▶ **Directive**
Reproduce every line of the records below word for word, leaving nothing out.

··· Listed records ···

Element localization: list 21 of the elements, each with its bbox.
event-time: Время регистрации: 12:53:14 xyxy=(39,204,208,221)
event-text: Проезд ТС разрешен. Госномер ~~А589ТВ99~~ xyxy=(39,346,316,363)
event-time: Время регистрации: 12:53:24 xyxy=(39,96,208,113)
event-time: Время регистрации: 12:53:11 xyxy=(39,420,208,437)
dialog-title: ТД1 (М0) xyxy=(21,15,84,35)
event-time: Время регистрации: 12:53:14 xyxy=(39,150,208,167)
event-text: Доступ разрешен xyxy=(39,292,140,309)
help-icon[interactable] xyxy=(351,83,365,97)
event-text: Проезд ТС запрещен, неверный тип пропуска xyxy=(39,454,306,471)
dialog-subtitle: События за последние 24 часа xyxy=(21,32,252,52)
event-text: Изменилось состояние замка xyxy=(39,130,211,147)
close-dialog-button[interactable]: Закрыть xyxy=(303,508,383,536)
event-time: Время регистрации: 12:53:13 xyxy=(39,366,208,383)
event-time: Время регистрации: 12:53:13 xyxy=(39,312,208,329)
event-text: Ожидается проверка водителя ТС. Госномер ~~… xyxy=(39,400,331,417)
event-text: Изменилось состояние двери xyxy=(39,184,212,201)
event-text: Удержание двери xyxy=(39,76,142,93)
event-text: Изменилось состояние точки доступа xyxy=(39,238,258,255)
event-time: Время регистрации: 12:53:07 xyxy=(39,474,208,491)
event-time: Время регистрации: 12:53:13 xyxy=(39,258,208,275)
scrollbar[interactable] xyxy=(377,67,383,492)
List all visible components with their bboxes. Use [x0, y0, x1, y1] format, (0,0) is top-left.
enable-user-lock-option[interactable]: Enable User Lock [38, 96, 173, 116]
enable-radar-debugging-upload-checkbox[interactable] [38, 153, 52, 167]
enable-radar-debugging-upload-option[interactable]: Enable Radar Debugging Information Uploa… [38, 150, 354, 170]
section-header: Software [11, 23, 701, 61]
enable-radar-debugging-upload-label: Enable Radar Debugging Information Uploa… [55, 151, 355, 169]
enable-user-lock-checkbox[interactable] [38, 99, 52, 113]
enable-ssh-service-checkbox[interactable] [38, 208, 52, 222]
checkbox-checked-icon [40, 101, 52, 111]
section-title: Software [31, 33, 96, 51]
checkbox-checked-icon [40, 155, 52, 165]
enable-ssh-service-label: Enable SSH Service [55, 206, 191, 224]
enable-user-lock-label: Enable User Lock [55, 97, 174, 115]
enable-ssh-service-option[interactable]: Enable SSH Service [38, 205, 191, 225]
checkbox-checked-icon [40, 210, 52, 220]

···

▶ **Solution**
Element localization: list 21 of the elements, each with its bbox.
event-time: Время регистрации: 12:53:14 xyxy=(39,204,208,221)
event-text: Проезд ТС разрешен. Госномер ~~А589ТВ99~~ xyxy=(39,346,316,363)
event-time: Время регистрации: 12:53:24 xyxy=(39,96,208,113)
event-time: Время регистрации: 12:53:11 xyxy=(39,420,208,437)
dialog-title: ТД1 (М0) xyxy=(21,15,84,35)
event-time: Время регистрации: 12:53:14 xyxy=(39,150,208,167)
event-text: Доступ разрешен xyxy=(39,292,140,309)
help-icon[interactable] xyxy=(351,83,365,97)
event-text: Проезд ТС запрещен, неверный тип пропуска xyxy=(39,454,306,471)
dialog-subtitle: События за последние 24 часа xyxy=(21,32,252,52)
event-text: Изменилось состояние замка xyxy=(39,130,211,147)
close-dialog-button[interactable]: Закрыть xyxy=(303,508,383,536)
event-time: Время регистрации: 12:53:13 xyxy=(39,366,208,383)
event-time: Время регистрации: 12:53:13 xyxy=(39,312,208,329)
event-text: Ожидается проверка водителя ТС. Госномер ~~… xyxy=(39,400,331,417)
event-text: Изменилось состояние двери xyxy=(39,184,212,201)
event-text: Удержание двери xyxy=(39,76,142,93)
event-text: Изменилось состояние точки доступа xyxy=(39,238,258,255)
event-time: Время регистрации: 12:53:07 xyxy=(39,474,208,491)
event-time: Время регистрации: 12:53:13 xyxy=(39,258,208,275)
scrollbar[interactable] xyxy=(377,67,383,492)
List all visible components with their bboxes. Use [x0, y0, x1, y1] format, (0,0) is top-left.
enable-user-lock-option[interactable]: Enable User Lock [38, 96, 173, 116]
enable-radar-debugging-upload-checkbox[interactable] [38, 153, 52, 167]
enable-radar-debugging-upload-option[interactable]: Enable Radar Debugging Information Uploa… [38, 150, 354, 170]
section-header: Software [11, 23, 701, 61]
enable-radar-debugging-upload-label: Enable Radar Debugging Information Uploa… [55, 151, 355, 169]
enable-user-lock-checkbox[interactable] [38, 99, 52, 113]
enable-ssh-service-checkbox[interactable] [38, 208, 52, 222]
checkbox-checked-icon [40, 101, 52, 111]
section-title: Software [31, 33, 96, 51]
checkbox-checked-icon [40, 155, 52, 165]
enable-ssh-service-label: Enable SSH Service [55, 206, 191, 224]
enable-user-lock-label: Enable User Lock [55, 97, 174, 115]
enable-ssh-service-option[interactable]: Enable SSH Service [38, 205, 191, 225]
checkbox-checked-icon [40, 210, 52, 220]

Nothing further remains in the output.